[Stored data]
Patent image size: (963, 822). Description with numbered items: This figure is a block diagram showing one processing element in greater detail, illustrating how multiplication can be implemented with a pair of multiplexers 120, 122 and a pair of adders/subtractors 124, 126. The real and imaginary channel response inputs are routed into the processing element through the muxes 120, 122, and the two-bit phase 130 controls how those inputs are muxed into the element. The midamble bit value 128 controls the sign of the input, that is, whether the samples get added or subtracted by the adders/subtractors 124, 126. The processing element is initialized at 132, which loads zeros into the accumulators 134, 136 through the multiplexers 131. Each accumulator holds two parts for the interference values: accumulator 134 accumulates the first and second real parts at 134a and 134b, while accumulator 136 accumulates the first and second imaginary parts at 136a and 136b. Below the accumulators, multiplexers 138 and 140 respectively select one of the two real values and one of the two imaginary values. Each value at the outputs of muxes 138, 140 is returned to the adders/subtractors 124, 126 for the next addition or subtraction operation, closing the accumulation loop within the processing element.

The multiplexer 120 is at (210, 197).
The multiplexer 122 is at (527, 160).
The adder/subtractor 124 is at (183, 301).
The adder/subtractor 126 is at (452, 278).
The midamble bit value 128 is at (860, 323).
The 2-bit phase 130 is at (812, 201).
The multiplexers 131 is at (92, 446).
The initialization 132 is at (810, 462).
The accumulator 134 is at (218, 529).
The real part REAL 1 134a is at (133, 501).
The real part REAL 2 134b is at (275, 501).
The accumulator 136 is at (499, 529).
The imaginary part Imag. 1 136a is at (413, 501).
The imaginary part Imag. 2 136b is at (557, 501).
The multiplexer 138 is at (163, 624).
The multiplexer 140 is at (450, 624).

--

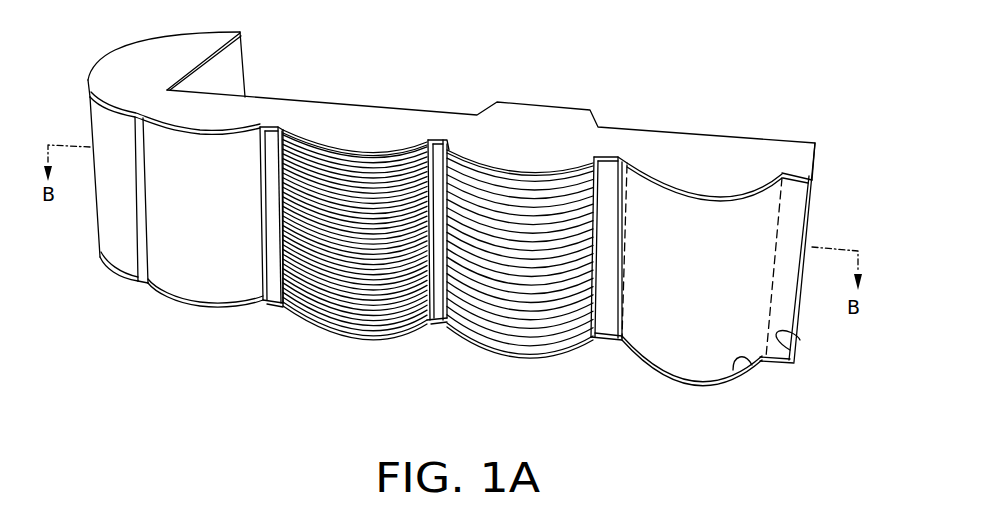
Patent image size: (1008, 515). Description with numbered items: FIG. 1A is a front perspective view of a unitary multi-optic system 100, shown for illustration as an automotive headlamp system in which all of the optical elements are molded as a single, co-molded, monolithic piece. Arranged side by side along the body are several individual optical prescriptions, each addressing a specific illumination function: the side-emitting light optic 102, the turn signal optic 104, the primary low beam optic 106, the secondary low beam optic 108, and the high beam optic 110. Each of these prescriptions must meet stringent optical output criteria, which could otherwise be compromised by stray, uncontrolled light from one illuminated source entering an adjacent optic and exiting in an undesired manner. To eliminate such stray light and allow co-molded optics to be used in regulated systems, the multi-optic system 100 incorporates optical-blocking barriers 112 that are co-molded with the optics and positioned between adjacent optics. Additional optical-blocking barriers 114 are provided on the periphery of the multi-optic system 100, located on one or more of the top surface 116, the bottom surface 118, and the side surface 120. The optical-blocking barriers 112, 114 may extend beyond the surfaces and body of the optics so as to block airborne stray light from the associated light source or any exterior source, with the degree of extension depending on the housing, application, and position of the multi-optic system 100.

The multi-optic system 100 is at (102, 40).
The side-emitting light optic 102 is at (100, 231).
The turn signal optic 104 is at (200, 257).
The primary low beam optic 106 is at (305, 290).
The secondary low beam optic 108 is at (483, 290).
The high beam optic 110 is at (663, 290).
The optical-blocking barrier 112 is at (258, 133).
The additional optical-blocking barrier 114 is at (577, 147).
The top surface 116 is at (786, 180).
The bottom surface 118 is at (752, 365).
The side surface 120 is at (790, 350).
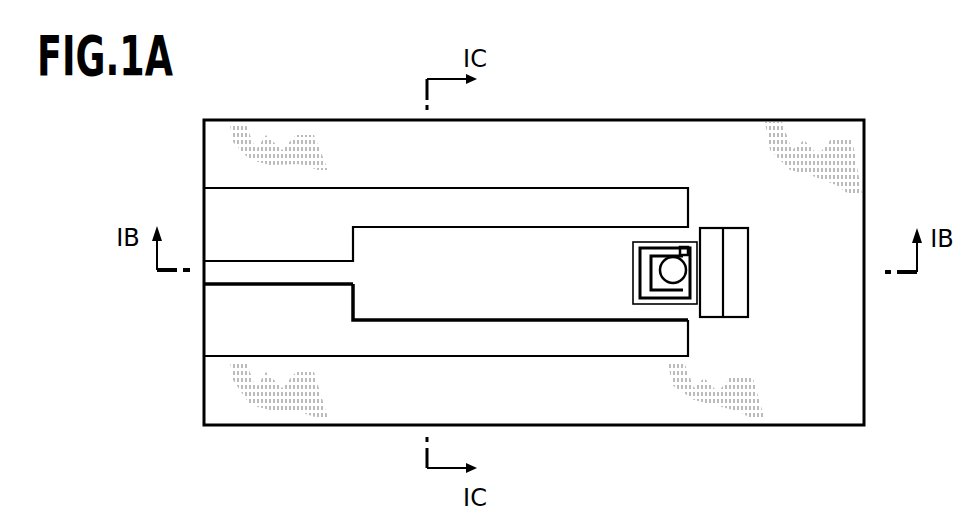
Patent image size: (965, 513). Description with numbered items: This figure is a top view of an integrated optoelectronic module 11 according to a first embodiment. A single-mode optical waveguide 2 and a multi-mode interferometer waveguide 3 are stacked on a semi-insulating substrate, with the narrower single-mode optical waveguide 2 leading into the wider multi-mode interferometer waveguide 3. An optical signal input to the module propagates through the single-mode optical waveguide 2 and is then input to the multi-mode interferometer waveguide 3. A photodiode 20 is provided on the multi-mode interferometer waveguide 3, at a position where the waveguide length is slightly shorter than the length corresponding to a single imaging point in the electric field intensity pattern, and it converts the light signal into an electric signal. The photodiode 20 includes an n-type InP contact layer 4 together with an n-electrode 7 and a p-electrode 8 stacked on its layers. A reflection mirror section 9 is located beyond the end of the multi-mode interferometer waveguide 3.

...

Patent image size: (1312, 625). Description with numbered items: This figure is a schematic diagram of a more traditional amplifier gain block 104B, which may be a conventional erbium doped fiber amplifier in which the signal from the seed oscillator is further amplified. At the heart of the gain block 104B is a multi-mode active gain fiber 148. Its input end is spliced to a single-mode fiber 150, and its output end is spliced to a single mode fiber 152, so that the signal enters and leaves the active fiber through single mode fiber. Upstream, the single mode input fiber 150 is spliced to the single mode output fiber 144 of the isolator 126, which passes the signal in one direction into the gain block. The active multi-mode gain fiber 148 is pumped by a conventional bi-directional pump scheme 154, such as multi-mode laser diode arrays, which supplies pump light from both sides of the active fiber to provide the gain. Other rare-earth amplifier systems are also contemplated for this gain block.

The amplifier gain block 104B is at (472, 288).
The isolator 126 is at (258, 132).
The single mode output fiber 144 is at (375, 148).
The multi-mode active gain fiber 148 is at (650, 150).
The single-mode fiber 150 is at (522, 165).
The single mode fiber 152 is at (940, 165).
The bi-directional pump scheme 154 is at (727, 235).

■ **WORK TO BE COMPLETED**: Render the data in the stretch from the line containing "Patent image size: (1312, 625)." through the line containing "The isolator 126 is at (258, 132)." as a two-column CSV with the header description,positions. Give one row per entry, put each field in double quotes, and replace line breaks with spaces.

■ **EXERCISE RESULT**:
description,positions
"Patent image size: (1312, 625). Description with numbered items: This figure is a schematic diagram of a more traditional amplifier gain block 104B, which may be a conventional erbium doped fiber amplifier in which the signal from the seed oscillator is further amplified. At the heart of the gain block 104B is a multi-mode active gain fiber 148. Its input end is spliced to a single-mode fiber 150, and its output end is spliced to a single mode fiber 152, so that the signal enters and leaves the active fiber through single mode fiber. Upstream, the single mode input fiber 150 is spliced to the single mode output fiber 144 of the isolator 126, which passes the signal in one direction into the gain block. The active multi-mode gain fiber 148 is pumped by a conventional bi-directional pump scheme 154, such as multi-mode laser diode arrays, which supplies pump light from both sides of the active fiber to provide the gain. Other rare-earth amplifier systems are also contemplated for this gain block.","The amplifier gain block 104B is at (472, 288). The isolator 126 is at (258, 132)."